PROBLEM TO WORK ON - Retype the material that follows, keeping every word as it is.

--- start AVAILABLE DATA ---

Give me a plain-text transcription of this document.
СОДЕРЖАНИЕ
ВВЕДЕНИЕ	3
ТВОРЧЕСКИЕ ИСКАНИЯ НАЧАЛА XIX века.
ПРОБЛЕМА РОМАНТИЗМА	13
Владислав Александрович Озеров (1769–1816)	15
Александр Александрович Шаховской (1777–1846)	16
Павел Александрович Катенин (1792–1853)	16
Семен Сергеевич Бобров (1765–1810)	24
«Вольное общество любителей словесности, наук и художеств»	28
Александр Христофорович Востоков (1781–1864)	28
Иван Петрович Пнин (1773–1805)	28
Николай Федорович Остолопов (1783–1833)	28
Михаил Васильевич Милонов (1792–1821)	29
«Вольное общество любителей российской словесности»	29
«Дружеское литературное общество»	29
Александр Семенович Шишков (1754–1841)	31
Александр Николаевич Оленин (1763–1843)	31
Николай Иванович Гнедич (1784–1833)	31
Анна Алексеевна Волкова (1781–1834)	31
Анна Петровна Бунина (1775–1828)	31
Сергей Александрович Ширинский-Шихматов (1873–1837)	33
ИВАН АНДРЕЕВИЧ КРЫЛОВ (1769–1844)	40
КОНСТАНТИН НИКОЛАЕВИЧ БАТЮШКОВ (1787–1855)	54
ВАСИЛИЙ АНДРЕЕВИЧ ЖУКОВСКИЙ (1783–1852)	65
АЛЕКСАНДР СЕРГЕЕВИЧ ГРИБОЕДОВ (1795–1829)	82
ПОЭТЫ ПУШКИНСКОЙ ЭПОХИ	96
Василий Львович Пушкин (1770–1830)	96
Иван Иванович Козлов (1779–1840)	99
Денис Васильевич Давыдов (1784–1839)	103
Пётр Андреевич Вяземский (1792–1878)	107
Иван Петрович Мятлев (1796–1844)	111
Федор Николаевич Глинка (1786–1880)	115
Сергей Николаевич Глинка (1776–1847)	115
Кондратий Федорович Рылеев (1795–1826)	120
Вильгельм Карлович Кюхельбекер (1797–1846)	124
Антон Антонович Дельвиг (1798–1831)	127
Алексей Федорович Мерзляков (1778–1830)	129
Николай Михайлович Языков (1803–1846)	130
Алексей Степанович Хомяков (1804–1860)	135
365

--- end AVAILABLE DATA ---

WRITTEN SOLUTION -
Give me a plain-text transcription of this document.
СОДЕРЖАНИЕ
ВВЕДЕНИЕ	3
ТВОРЧЕСКИЕ ИСКАНИЯ НАЧАЛА XIX века.
ПРОБЛЕМА РОМАНТИЗМА	13
Владислав Александрович Озеров (1769–1816)	15
Александр Александрович Шаховской (1777–1846)	16
Павел Александрович Катенин (1792–1853)	16
Семен Сергеевич Бобров (1765–1810)	24
«Вольное общество любителей словесности, наук и художеств»	28
Александр Христофорович Востоков (1781–1864)	28
Иван Петрович Пнин (1773–1805)	28
Николай Федорович Остолопов (1783–1833)	28
Михаил Васильевич Милонов (1792–1821)	29
«Вольное общество любителей российской словесности»	29
«Дружеское литературное общество»	29
Александр Семенович Шишков (1754–1841)	31
Александр Николаевич Оленин (1763–1843)	31
Николай Иванович Гнедич (1784–1833)	31
Анна Алексеевна Волкова (1781–1834)	31
Анна Петровна Бунина (1775–1828)	31
Сергей Александрович Ширинский-Шихматов (1873–1837)	33
ИВАН АНДРЕЕВИЧ КРЫЛОВ (1769–1844)	40
КОНСТАНТИН НИКОЛАЕВИЧ БАТЮШКОВ (1787–1855)	54
ВАСИЛИЙ АНДРЕЕВИЧ ЖУКОВСКИЙ (1783–1852)	65
АЛЕКСАНДР СЕРГЕЕВИЧ ГРИБОЕДОВ (1795–1829)	82
ПОЭТЫ ПУШКИНСКОЙ ЭПОХИ	96
Василий Львович Пушкин (1770–1830)	96
Иван Иванович Козлов (1779–1840)	99
Денис Васильевич Давыдов (1784–1839)	103
Пётр Андреевич Вяземский (1792–1878)	107
Иван Петрович Мятлев (1796–1844)	111
Федор Николаевич Глинка (1786–1880)	115
Сергей Николаевич Глинка (1776–1847)	115
Кондратий Федорович Рылеев (1795–1826)	120
Вильгельм Карлович Кюхельбекер (1797–1846)	124
Антон Антонович Дельвиг (1798–1831)	127
Алексей Федорович Мерзляков (1778–1830)	129
Николай Михайлович Языков (1803–1846)	130
Алексей Степанович Хомяков (1804–1860)	135
365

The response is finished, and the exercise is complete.